◆ Entries provided:
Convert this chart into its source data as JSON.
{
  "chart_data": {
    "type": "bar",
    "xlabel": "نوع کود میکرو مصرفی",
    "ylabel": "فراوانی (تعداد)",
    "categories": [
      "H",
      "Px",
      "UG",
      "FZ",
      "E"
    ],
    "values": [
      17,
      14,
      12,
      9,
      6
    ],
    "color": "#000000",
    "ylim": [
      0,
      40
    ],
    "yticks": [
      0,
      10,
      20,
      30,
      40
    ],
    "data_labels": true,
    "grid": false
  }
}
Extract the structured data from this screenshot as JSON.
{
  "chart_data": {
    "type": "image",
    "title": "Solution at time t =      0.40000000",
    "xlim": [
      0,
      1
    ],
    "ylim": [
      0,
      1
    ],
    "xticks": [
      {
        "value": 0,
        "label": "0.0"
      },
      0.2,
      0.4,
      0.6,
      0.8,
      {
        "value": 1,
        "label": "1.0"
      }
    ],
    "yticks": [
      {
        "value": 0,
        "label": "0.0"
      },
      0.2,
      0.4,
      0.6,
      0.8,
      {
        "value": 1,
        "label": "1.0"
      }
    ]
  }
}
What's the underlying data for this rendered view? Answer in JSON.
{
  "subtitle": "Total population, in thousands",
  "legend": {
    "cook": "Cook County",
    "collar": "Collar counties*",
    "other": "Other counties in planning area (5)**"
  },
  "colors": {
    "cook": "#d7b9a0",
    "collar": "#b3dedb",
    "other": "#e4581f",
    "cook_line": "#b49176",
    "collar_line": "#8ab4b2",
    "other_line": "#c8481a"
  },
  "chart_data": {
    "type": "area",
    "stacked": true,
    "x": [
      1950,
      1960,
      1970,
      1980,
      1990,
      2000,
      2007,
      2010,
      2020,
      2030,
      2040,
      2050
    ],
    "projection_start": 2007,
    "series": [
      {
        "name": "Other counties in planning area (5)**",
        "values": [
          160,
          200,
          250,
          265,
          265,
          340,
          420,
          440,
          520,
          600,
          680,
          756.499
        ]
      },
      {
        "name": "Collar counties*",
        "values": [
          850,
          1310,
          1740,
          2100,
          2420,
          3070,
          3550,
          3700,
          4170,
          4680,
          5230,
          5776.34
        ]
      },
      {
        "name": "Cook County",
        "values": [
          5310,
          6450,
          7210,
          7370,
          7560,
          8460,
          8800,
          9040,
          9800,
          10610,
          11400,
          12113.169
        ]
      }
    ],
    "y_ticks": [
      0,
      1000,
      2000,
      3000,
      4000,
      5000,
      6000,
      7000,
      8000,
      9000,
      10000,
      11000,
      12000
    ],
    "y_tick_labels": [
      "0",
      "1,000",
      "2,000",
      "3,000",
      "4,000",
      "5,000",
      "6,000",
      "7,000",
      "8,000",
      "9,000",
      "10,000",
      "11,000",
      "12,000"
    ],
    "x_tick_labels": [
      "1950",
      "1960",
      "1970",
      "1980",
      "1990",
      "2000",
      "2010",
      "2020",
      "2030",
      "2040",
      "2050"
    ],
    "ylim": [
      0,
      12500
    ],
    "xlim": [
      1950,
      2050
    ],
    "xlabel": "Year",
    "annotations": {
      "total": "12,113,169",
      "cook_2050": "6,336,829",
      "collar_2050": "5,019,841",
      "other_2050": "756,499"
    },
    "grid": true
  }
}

◆ To be done:
Output the entries exactly.

◆ Task solution:
Convert this chart into its source data as JSON.
{
  "chart_data": {
    "type": "bar",
    "xlabel": "نوع کود میکرو مصرفی",
    "ylabel": "فراوانی (تعداد)",
    "categories": [
      "H",
      "Px",
      "UG",
      "FZ",
      "E"
    ],
    "values": [
      17,
      14,
      12,
      9,
      6
    ],
    "color": "#000000",
    "ylim": [
      0,
      40
    ],
    "yticks": [
      0,
      10,
      20,
      30,
      40
    ],
    "data_labels": true,
    "grid": false
  }
}
Extract the structured data from this screenshot as JSON.
{
  "chart_data": {
    "type": "image",
    "title": "Solution at time t =      0.40000000",
    "xlim": [
      0,
      1
    ],
    "ylim": [
      0,
      1
    ],
    "xticks": [
      {
        "value": 0,
        "label": "0.0"
      },
      0.2,
      0.4,
      0.6,
      0.8,
      {
        "value": 1,
        "label": "1.0"
      }
    ],
    "yticks": [
      {
        "value": 0,
        "label": "0.0"
      },
      0.2,
      0.4,
      0.6,
      0.8,
      {
        "value": 1,
        "label": "1.0"
      }
    ]
  }
}
What's the underlying data for this rendered view? Answer in JSON.
{
  "subtitle": "Total population, in thousands",
  "legend": {
    "cook": "Cook County",
    "collar": "Collar counties*",
    "other": "Other counties in planning area (5)**"
  },
  "colors": {
    "cook": "#d7b9a0",
    "collar": "#b3dedb",
    "other": "#e4581f",
    "cook_line": "#b49176",
    "collar_line": "#8ab4b2",
    "other_line": "#c8481a"
  },
  "chart_data": {
    "type": "area",
    "stacked": true,
    "x": [
      1950,
      1960,
      1970,
      1980,
      1990,
      2000,
      2007,
      2010,
      2020,
      2030,
      2040,
      2050
    ],
    "projection_start": 2007,
    "series": [
      {
        "name": "Other counties in planning area (5)**",
        "values": [
          160,
          200,
          250,
          265,
          265,
          340,
          420,
          440,
          520,
          600,
          680,
          756.499
        ]
      },
      {
        "name": "Collar counties*",
        "values": [
          850,
          1310,
          1740,
          2100,
          2420,
          3070,
          3550,
          3700,
          4170,
          4680,
          5230,
          5776.34
        ]
      },
      {
        "name": "Cook County",
        "values": [
          5310,
          6450,
          7210,
          7370,
          7560,
          8460,
          8800,
          9040,
          9800,
          10610,
          11400,
          12113.169
        ]
      }
    ],
    "y_ticks": [
      0,
      1000,
      2000,
      3000,
      4000,
      5000,
      6000,
      7000,
      8000,
      9000,
      10000,
      11000,
      12000
    ],
    "y_tick_labels": [
      "0",
      "1,000",
      "2,000",
      "3,000",
      "4,000",
      "5,000",
      "6,000",
      "7,000",
      "8,000",
      "9,000",
      "10,000",
      "11,000",
      "12,000"
    ],
    "x_tick_labels": [
      "1950",
      "1960",
      "1970",
      "1980",
      "1990",
      "2000",
      "2010",
      "2020",
      "2030",
      "2040",
      "2050"
    ],
    "ylim": [
      0,
      12500
    ],
    "xlim": [
      1950,
      2050
    ],
    "xlabel": "Year",
    "annotations": {
      "total": "12,113,169",
      "cook_2050": "6,336,829",
      "collar_2050": "5,019,841",
      "other_2050": "756,499"
    },
    "grid": true
  }
}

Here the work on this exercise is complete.